Problem to work on:
Reproduce the rows from the line with "Output each element" to the line with "junction-cross-segment [77,512,177,513]", swapping "centroid" for "center" and changing nothing else; leave the pictures out.

=-=-=-=-=

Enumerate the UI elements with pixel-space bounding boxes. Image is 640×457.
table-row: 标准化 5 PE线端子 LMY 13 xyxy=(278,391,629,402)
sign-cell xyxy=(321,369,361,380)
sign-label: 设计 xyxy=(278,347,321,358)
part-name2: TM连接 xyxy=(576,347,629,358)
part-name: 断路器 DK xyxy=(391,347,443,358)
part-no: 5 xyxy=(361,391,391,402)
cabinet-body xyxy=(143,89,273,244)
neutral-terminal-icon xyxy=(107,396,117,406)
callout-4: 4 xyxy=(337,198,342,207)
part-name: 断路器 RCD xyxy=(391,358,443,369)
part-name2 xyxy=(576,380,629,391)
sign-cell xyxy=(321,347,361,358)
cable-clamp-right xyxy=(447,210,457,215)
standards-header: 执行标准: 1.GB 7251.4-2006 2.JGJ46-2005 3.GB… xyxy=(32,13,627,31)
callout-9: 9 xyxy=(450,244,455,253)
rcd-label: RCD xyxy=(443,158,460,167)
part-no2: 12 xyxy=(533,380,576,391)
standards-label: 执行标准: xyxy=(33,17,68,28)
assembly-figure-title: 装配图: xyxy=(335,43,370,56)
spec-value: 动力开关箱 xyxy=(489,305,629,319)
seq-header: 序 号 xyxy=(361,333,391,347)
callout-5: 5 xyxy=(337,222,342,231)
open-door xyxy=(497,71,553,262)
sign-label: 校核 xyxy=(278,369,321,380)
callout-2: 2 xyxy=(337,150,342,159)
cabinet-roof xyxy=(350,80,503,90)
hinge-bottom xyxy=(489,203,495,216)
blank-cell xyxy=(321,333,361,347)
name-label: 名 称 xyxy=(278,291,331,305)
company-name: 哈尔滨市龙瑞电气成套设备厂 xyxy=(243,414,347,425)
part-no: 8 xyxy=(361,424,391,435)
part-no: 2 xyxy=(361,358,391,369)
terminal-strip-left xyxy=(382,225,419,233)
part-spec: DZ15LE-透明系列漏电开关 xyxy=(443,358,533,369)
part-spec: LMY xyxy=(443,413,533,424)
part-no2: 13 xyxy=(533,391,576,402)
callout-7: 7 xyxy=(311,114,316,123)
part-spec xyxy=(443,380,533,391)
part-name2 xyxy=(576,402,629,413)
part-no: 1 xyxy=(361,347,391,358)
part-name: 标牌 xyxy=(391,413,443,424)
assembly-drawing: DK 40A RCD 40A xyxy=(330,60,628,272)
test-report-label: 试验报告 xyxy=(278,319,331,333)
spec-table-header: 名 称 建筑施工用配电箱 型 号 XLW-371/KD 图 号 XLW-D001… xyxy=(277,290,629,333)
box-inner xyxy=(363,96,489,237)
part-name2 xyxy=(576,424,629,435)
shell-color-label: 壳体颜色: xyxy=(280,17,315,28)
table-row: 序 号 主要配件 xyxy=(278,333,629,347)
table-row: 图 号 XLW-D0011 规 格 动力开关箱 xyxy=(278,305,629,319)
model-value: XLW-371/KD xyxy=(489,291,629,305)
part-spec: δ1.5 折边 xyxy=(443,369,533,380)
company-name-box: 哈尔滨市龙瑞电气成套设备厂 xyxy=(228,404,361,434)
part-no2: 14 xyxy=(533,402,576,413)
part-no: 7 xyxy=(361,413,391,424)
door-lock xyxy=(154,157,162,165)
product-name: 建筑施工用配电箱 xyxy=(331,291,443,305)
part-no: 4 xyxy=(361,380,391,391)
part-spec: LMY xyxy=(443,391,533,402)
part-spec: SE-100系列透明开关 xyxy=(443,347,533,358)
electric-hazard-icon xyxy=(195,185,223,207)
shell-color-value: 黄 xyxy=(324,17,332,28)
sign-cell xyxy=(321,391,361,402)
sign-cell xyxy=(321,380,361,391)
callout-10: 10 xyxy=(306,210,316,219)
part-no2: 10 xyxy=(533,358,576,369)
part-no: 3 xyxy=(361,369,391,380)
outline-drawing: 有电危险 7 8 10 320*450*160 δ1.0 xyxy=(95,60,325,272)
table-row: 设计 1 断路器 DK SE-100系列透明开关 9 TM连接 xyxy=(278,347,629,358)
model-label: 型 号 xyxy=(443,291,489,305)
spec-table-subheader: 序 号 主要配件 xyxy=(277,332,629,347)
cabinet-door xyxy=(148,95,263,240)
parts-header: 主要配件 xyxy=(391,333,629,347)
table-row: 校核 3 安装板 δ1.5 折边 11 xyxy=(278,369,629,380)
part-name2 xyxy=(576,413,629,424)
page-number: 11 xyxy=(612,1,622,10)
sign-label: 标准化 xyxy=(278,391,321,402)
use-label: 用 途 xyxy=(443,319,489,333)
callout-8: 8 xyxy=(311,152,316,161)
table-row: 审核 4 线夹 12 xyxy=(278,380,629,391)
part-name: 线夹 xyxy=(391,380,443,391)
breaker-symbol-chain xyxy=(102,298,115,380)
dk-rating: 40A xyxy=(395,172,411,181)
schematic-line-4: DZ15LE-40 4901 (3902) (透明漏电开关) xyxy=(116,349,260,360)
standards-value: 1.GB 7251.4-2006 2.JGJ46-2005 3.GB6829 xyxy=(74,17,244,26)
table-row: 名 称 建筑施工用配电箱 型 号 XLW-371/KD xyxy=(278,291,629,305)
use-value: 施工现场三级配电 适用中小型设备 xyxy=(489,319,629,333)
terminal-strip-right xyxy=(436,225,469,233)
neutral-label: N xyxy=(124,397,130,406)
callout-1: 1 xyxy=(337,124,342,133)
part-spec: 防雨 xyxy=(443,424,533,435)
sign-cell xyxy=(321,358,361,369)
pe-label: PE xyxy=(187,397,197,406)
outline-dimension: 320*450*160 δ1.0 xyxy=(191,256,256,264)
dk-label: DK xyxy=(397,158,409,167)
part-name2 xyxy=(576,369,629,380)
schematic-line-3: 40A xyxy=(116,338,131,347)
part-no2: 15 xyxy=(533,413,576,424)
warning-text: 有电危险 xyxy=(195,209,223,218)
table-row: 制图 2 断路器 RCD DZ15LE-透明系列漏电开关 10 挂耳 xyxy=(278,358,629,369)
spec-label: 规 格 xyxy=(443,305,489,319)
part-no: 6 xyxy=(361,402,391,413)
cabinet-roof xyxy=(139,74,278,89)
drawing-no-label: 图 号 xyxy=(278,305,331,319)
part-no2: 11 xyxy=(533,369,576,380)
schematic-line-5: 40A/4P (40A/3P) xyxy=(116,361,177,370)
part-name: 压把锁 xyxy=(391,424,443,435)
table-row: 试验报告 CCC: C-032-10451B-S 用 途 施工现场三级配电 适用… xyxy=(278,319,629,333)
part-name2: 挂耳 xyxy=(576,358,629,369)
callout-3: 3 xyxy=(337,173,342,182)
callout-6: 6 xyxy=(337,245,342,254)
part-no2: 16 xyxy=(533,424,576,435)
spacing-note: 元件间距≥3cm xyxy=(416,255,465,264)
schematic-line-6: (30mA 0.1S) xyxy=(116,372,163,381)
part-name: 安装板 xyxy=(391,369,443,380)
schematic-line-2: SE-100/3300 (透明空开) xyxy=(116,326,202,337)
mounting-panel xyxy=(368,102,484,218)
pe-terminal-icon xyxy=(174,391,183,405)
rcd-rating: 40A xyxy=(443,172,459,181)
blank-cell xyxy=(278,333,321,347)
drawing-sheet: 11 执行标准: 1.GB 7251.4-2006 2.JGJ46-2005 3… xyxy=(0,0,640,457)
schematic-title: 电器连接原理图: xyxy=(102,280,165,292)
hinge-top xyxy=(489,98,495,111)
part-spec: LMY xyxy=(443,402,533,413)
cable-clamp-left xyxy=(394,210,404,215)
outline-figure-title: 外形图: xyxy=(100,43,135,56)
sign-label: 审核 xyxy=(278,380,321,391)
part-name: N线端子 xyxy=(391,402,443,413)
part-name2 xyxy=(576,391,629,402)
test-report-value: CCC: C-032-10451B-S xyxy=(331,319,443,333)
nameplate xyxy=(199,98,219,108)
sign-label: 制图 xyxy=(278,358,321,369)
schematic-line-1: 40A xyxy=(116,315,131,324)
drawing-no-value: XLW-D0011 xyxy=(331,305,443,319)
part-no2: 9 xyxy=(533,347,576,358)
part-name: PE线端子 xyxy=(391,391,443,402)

=-=-=-=-=

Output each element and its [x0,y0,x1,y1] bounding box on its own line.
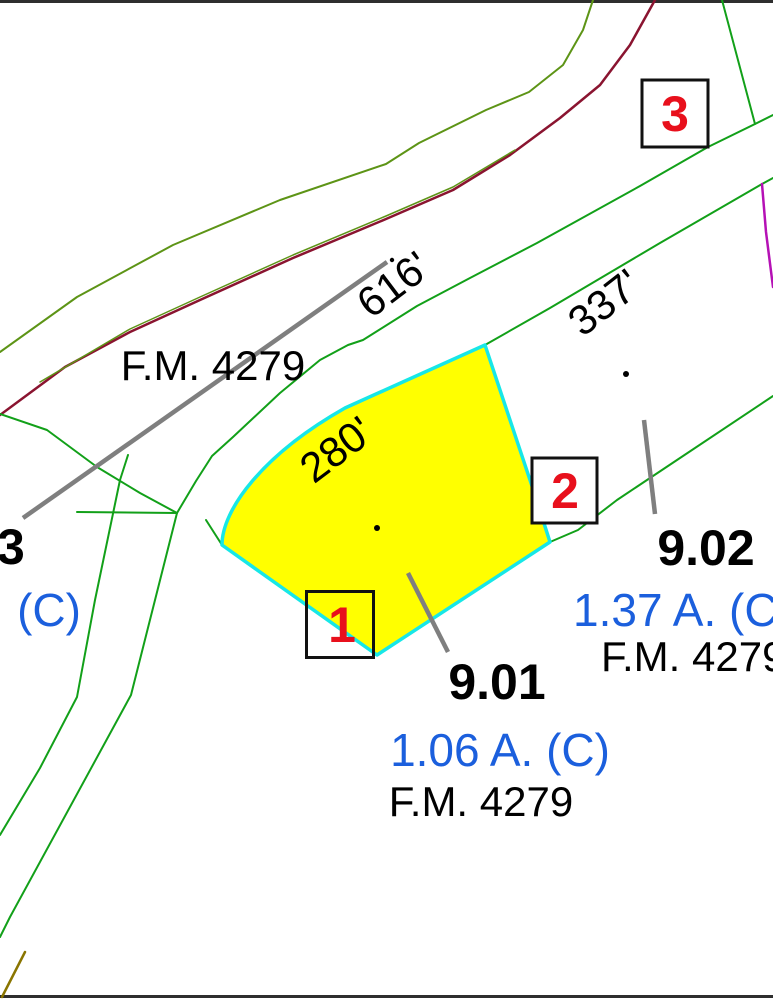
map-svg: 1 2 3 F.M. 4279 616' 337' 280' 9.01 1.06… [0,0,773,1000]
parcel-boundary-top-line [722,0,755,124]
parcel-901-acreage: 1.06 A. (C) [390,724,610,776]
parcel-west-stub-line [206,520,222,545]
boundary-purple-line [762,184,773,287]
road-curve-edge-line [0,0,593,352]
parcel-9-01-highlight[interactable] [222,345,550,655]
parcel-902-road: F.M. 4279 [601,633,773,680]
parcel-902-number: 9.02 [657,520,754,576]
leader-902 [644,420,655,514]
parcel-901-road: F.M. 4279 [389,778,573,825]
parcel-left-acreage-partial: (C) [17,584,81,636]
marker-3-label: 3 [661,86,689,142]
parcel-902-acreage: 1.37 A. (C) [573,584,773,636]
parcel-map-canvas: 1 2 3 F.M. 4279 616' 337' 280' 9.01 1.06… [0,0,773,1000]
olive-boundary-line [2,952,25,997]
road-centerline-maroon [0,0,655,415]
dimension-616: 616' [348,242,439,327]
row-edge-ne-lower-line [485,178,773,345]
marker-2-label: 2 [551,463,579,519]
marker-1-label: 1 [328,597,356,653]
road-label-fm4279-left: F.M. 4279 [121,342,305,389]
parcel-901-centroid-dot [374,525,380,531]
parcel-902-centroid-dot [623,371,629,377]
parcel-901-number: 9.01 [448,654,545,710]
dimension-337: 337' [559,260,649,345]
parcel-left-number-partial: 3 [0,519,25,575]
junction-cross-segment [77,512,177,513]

=-=-=-=-=

Written response:
Output each element and its [x0,y0,x1,y1] bounding box on its own line.
map-svg: 1 2 3 F.M. 4279 616' 337' 280' 9.01 1.06… [0,0,773,1000]
parcel-boundary-top-line [722,0,755,124]
parcel-901-acreage: 1.06 A. (C) [390,724,610,776]
parcel-west-stub-line [206,520,222,545]
boundary-purple-line [762,184,773,287]
road-curve-edge-line [0,0,593,352]
parcel-9-01-highlight[interactable] [222,345,550,655]
parcel-902-road: F.M. 4279 [601,633,773,680]
parcel-902-number: 9.02 [657,520,754,576]
leader-902 [644,420,655,514]
parcel-901-road: F.M. 4279 [389,778,573,825]
parcel-left-acreage-partial: (C) [17,584,81,636]
marker-3-label: 3 [661,86,689,142]
parcel-902-acreage: 1.37 A. (C) [573,584,773,636]
parcel-map-canvas: 1 2 3 F.M. 4279 616' 337' 280' 9.01 1.06… [0,0,773,1000]
olive-boundary-line [2,952,25,997]
road-centerline-maroon [0,0,655,415]
dimension-616: 616' [348,242,439,327]
row-edge-ne-lower-line [485,178,773,345]
marker-2-label: 2 [551,463,579,519]
marker-1-label: 1 [328,597,356,653]
road-label-fm4279-left: F.M. 4279 [121,342,305,389]
parcel-901-center-dot [374,525,380,531]
parcel-902-center-dot [623,371,629,377]
parcel-901-number: 9.01 [448,654,545,710]
dimension-337: 337' [559,260,649,345]
parcel-left-number-partial: 3 [0,519,25,575]
junction-cross-segment [77,512,177,513]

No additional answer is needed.